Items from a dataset
———
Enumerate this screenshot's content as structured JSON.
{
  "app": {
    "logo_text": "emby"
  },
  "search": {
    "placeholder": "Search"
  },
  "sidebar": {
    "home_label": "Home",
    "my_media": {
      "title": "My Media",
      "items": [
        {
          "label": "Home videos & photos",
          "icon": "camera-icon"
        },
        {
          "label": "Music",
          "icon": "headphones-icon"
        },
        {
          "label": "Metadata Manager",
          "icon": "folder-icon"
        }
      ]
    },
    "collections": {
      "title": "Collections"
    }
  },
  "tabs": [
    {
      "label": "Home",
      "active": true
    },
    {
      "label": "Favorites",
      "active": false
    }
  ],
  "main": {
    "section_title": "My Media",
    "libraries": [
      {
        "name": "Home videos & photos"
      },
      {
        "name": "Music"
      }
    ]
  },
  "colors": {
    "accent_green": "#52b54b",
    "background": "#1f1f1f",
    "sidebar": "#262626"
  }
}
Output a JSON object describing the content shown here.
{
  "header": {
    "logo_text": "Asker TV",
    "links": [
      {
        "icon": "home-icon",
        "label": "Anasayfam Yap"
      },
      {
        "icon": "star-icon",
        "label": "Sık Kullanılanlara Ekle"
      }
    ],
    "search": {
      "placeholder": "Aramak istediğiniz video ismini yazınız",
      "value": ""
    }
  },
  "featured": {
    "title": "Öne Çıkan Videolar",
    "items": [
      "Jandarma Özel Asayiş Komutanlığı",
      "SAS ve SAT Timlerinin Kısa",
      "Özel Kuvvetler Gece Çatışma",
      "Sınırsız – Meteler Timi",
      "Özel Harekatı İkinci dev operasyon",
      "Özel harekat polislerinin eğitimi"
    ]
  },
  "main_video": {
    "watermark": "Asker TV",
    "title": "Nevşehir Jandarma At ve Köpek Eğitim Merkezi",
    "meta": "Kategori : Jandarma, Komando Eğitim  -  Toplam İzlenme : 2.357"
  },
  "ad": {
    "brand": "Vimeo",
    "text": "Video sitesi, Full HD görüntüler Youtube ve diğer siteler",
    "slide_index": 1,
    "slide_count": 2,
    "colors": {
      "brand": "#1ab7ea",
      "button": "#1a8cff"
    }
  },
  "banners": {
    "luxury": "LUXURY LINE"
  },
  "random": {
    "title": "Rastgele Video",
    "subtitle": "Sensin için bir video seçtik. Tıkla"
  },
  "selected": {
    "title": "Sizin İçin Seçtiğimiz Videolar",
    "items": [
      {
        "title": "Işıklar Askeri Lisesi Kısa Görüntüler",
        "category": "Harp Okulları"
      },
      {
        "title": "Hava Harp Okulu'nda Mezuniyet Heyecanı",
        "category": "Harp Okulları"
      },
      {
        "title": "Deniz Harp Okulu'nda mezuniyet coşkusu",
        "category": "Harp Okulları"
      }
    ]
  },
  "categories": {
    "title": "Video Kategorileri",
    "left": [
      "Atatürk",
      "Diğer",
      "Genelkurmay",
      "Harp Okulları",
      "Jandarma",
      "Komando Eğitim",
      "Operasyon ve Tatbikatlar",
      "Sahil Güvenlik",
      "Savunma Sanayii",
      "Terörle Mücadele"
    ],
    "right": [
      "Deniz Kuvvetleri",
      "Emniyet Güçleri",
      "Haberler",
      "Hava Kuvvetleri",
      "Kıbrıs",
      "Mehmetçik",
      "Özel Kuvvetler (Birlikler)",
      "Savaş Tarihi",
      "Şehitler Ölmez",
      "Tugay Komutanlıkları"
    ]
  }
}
———
**Exercise prompt**
From the records above, how many lines include the word "videos"? Only the number is wanted.

**Answer**
2